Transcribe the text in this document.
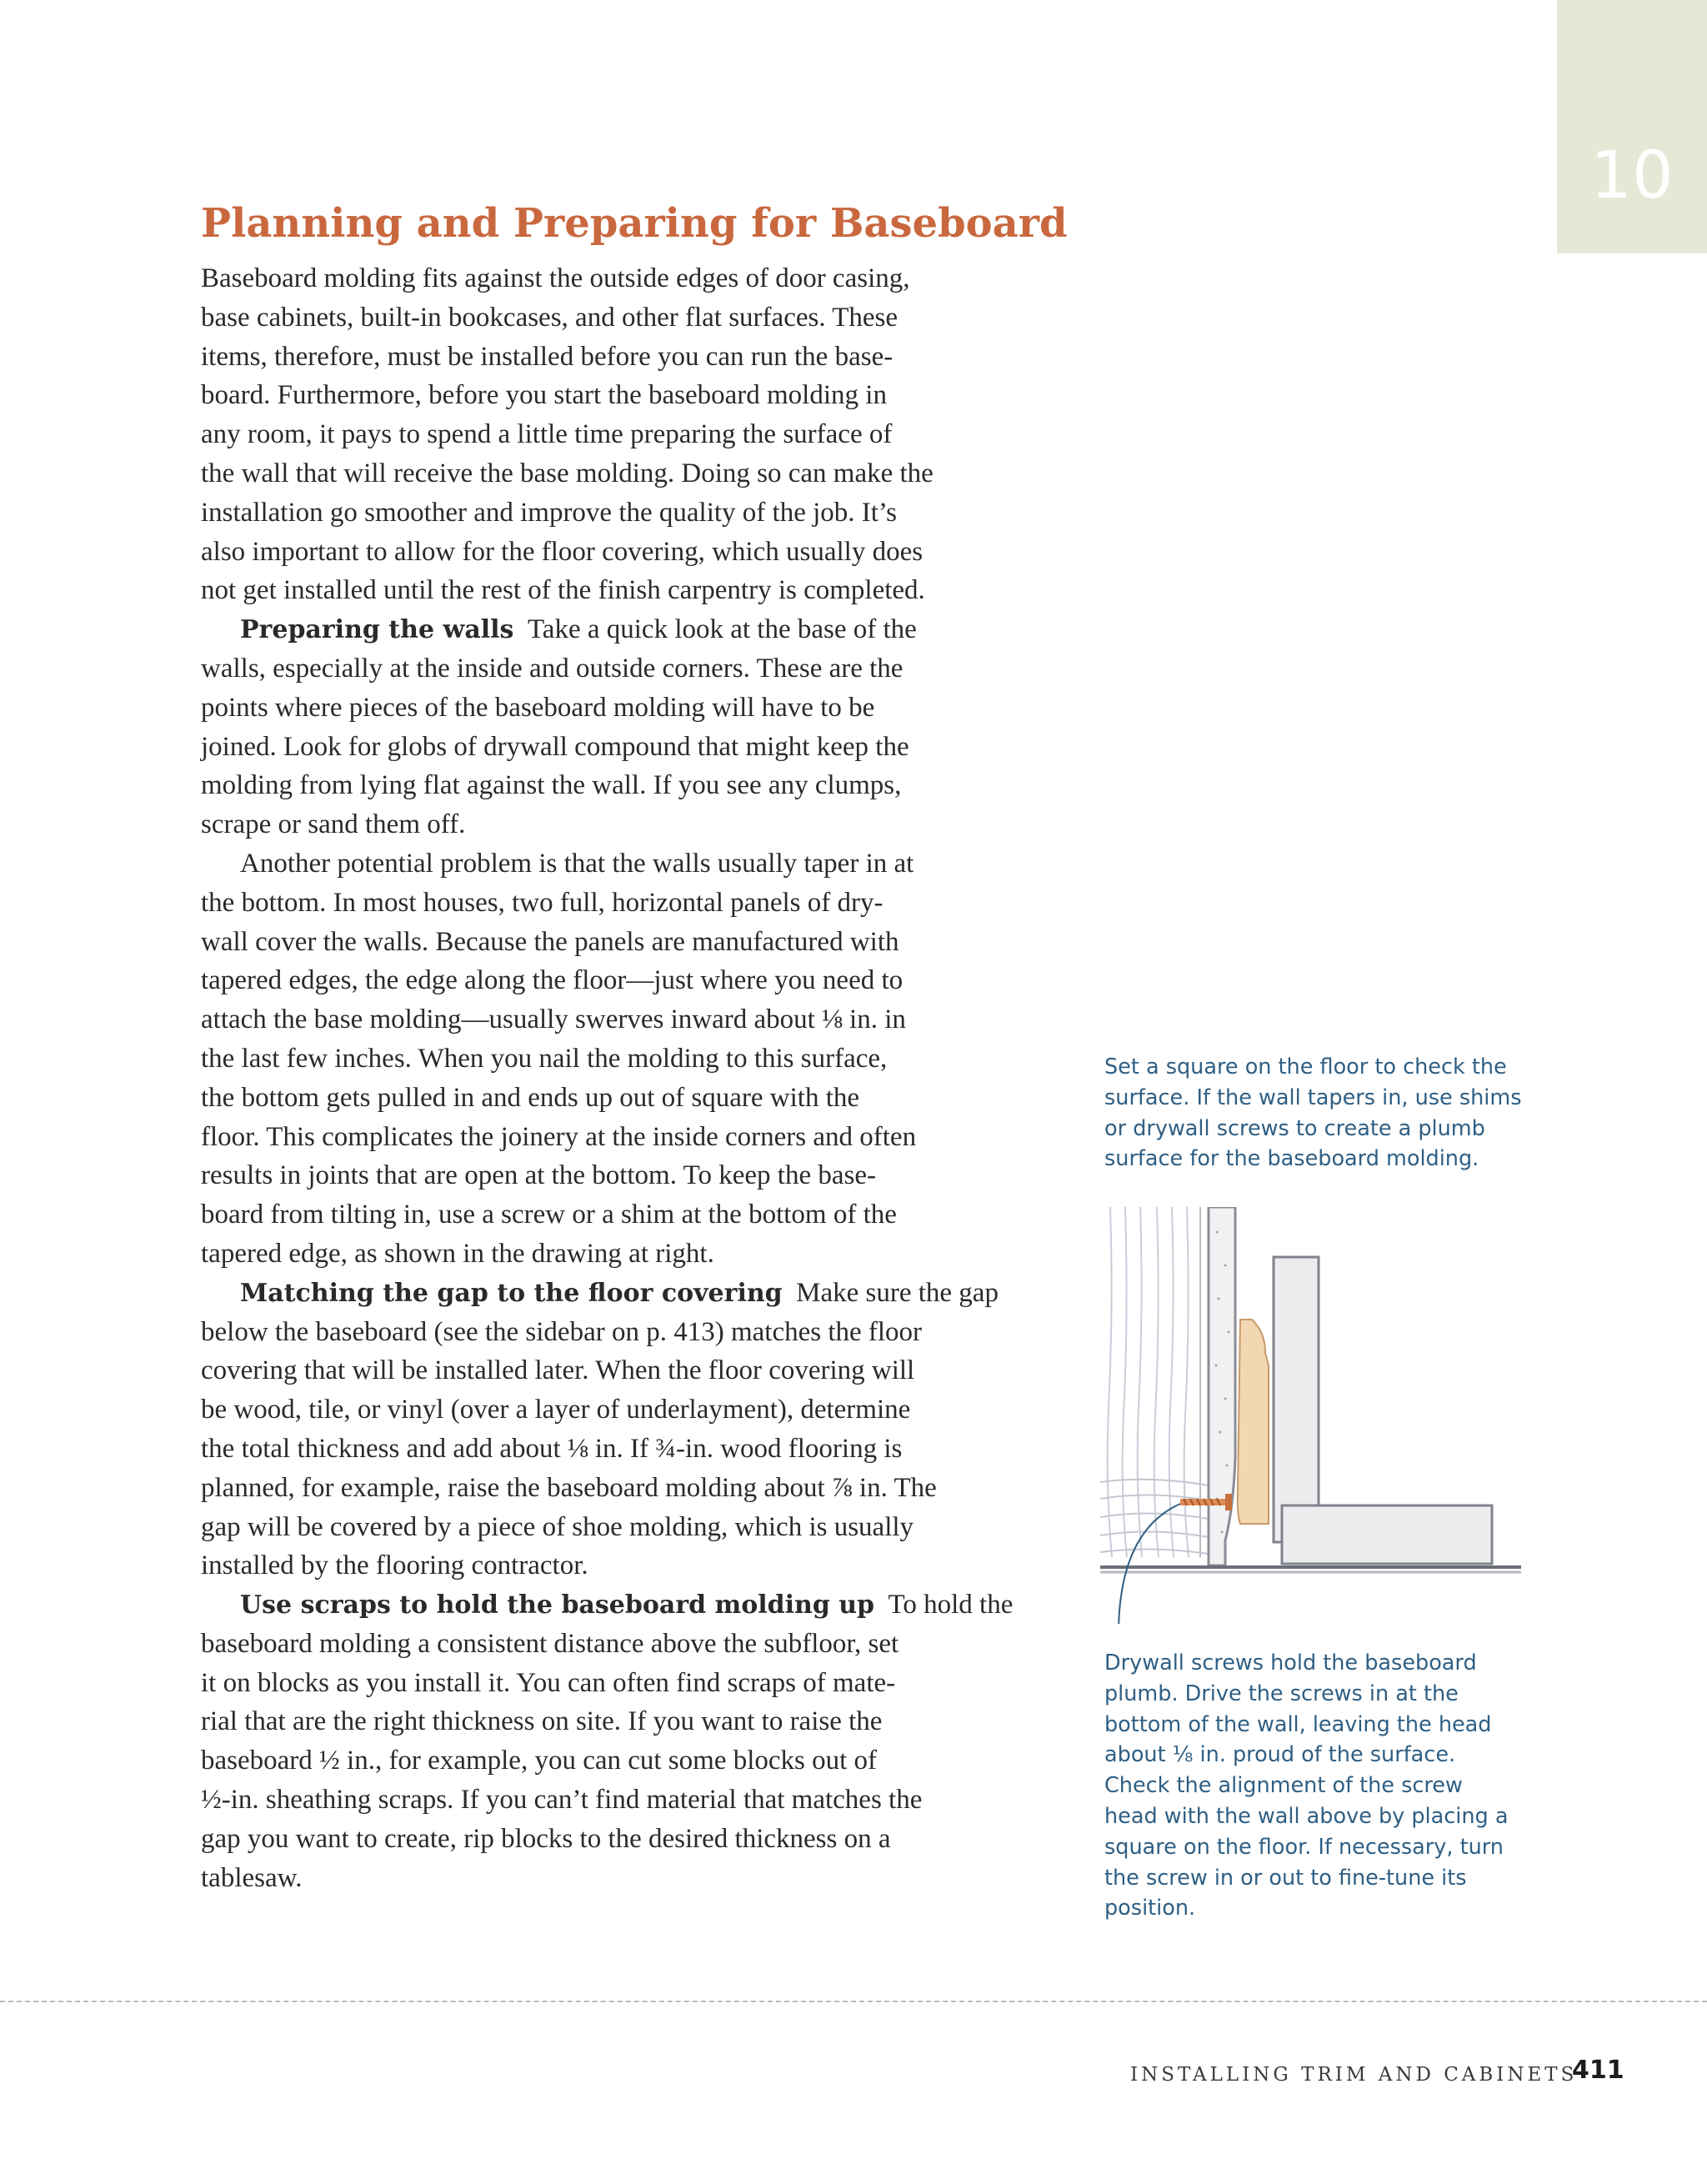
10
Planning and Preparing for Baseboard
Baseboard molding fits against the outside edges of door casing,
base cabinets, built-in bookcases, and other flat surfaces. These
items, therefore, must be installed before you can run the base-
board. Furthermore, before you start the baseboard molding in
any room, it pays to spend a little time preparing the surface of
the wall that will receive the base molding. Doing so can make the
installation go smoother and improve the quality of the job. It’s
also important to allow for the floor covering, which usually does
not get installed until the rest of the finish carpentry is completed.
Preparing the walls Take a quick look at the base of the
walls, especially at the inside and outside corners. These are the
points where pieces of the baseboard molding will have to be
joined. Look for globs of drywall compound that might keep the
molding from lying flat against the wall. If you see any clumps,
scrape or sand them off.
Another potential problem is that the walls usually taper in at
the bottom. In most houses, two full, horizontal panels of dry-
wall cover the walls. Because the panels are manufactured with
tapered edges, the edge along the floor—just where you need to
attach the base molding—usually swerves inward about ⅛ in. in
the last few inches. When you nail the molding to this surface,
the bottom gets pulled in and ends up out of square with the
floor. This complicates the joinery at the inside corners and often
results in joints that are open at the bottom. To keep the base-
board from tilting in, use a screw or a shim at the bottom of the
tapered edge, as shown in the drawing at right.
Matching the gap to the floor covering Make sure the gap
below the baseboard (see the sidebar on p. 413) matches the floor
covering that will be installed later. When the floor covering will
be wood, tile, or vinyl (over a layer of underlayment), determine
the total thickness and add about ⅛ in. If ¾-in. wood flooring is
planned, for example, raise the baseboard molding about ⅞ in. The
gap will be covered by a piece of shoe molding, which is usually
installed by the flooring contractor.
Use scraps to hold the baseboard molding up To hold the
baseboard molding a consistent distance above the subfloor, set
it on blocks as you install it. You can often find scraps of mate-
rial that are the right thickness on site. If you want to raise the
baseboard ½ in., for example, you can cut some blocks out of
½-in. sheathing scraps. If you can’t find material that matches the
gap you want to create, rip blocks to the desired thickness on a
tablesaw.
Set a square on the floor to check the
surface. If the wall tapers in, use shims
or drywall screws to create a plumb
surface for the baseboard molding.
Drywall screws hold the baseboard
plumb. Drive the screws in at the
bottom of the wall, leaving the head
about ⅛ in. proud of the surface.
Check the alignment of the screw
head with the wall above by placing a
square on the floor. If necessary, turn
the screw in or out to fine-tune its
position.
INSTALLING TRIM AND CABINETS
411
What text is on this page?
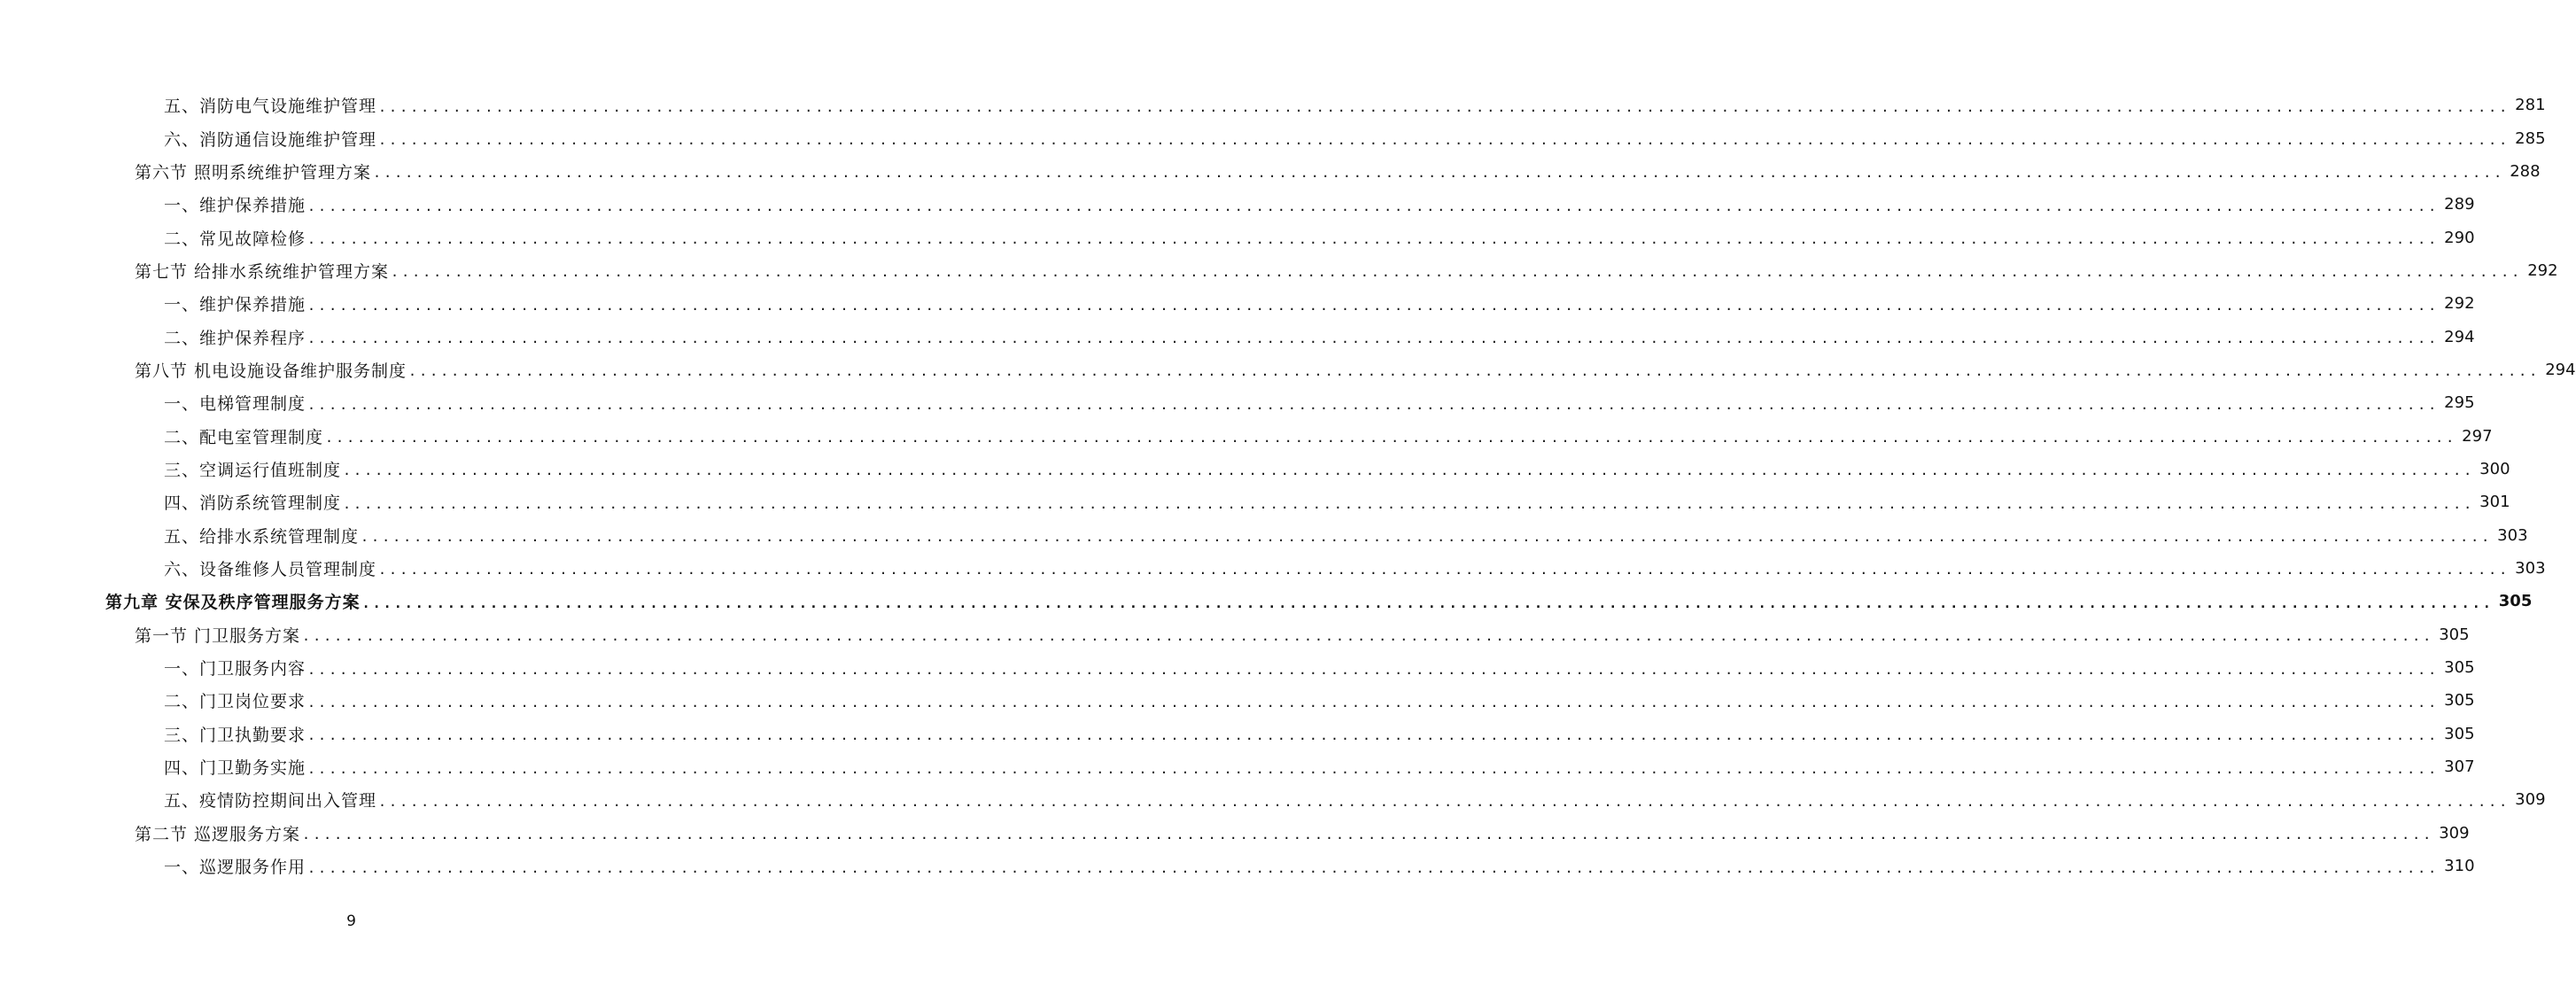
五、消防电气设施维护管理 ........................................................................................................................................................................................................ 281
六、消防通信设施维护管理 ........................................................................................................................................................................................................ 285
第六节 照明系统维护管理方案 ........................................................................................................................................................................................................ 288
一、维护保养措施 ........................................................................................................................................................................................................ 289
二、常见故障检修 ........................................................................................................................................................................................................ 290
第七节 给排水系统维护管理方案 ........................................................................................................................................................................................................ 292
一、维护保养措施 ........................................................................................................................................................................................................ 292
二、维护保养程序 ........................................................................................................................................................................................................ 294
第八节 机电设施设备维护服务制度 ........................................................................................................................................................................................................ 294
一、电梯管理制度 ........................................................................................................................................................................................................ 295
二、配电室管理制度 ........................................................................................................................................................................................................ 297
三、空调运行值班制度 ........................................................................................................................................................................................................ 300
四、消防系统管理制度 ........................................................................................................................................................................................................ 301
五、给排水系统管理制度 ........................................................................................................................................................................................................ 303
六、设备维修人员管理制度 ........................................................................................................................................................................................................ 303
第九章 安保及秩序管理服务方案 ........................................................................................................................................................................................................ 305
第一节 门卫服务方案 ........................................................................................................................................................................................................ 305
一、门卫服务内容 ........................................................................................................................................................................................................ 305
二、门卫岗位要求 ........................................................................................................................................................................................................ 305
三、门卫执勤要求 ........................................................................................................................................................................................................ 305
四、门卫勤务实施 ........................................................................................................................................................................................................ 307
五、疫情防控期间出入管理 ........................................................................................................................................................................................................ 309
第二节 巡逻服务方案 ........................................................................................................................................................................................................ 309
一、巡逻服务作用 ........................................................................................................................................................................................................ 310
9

------------------------------

> **Directive**:
Copy out all of the material exactly as written, without its pictures.

> **Expected output**:
Transcribe the text in this document.
10
Planning and Preparing for Baseboard
Baseboard molding fits against the outside edges of door casing,
base cabinets, built-in bookcases, and other flat surfaces. These
items, therefore, must be installed before you can run the base-
board. Furthermore, before you start the baseboard molding in
any room, it pays to spend a little time preparing the surface of
the wall that will receive the base molding. Doing so can make the
installation go smoother and improve the quality of the job. It’s
also important to allow for the floor covering, which usually does
not get installed until the rest of the finish carpentry is completed.
Preparing the walls Take a quick look at the base of the
walls, especially at the inside and outside corners. These are the
points where pieces of the baseboard molding will have to be
joined. Look for globs of drywall compound that might keep the
molding from lying flat against the wall. If you see any clumps,
scrape or sand them off.
Another potential problem is that the walls usually taper in at
the bottom. In most houses, two full, horizontal panels of dry-
wall cover the walls. Because the panels are manufactured with
tapered edges, the edge along the floor—just where you need to
attach the base molding—usually swerves inward about ⅛ in. in
the last few inches. When you nail the molding to this surface,
the bottom gets pulled in and ends up out of square with the
floor. This complicates the joinery at the inside corners and often
results in joints that are open at the bottom. To keep the base-
board from tilting in, use a screw or a shim at the bottom of the
tapered edge, as shown in the drawing at right.
Matching the gap to the floor covering Make sure the gap
below the baseboard (see the sidebar on p. 413) matches the floor
covering that will be installed later. When the floor covering will
be wood, tile, or vinyl (over a layer of underlayment), determine
the total thickness and add about ⅛ in. If ¾-in. wood flooring is
planned, for example, raise the baseboard molding about ⅞ in. The
gap will be covered by a piece of shoe molding, which is usually
installed by the flooring contractor.
Use scraps to hold the baseboard molding up To hold the
baseboard molding a consistent distance above the subfloor, set
it on blocks as you install it. You can often find scraps of mate-
rial that are the right thickness on site. If you want to raise the
baseboard ½ in., for example, you can cut some blocks out of
½-in. sheathing scraps. If you can’t find material that matches the
gap you want to create, rip blocks to the desired thickness on a
tablesaw.
Set a square on the floor to check the
surface. If the wall tapers in, use shims
or drywall screws to create a plumb
surface for the baseboard molding.
Drywall screws hold the baseboard
plumb. Drive the screws in at the
bottom of the wall, leaving the head
about ⅛ in. proud of the surface.
Check the alignment of the screw
head with the wall above by placing a
square on the floor. If necessary, turn
the screw in or out to fine-tune its
position.
INSTALLING TRIM AND CABINETS
411
What text is on this page?
五、消防电气设施维护管理 ........................................................................................................................................................................................................ 281
六、消防通信设施维护管理 ........................................................................................................................................................................................................ 285
第六节 照明系统维护管理方案 ........................................................................................................................................................................................................ 288
一、维护保养措施 ........................................................................................................................................................................................................ 289
二、常见故障检修 ........................................................................................................................................................................................................ 290
第七节 给排水系统维护管理方案 ........................................................................................................................................................................................................ 292
一、维护保养措施 ........................................................................................................................................................................................................ 292
二、维护保养程序 ........................................................................................................................................................................................................ 294
第八节 机电设施设备维护服务制度 ........................................................................................................................................................................................................ 294
一、电梯管理制度 ........................................................................................................................................................................................................ 295
二、配电室管理制度 ........................................................................................................................................................................................................ 297
三、空调运行值班制度 ........................................................................................................................................................................................................ 300
四、消防系统管理制度 ........................................................................................................................................................................................................ 301
五、给排水系统管理制度 ........................................................................................................................................................................................................ 303
六、设备维修人员管理制度 ........................................................................................................................................................................................................ 303
第九章 安保及秩序管理服务方案 ........................................................................................................................................................................................................ 305
第一节 门卫服务方案 ........................................................................................................................................................................................................ 305
一、门卫服务内容 ........................................................................................................................................................................................................ 305
二、门卫岗位要求 ........................................................................................................................................................................................................ 305
三、门卫执勤要求 ........................................................................................................................................................................................................ 305
四、门卫勤务实施 ........................................................................................................................................................................................................ 307
五、疫情防控期间出入管理 ........................................................................................................................................................................................................ 309
第二节 巡逻服务方案 ........................................................................................................................................................................................................ 309
一、巡逻服务作用 ........................................................................................................................................................................................................ 310
9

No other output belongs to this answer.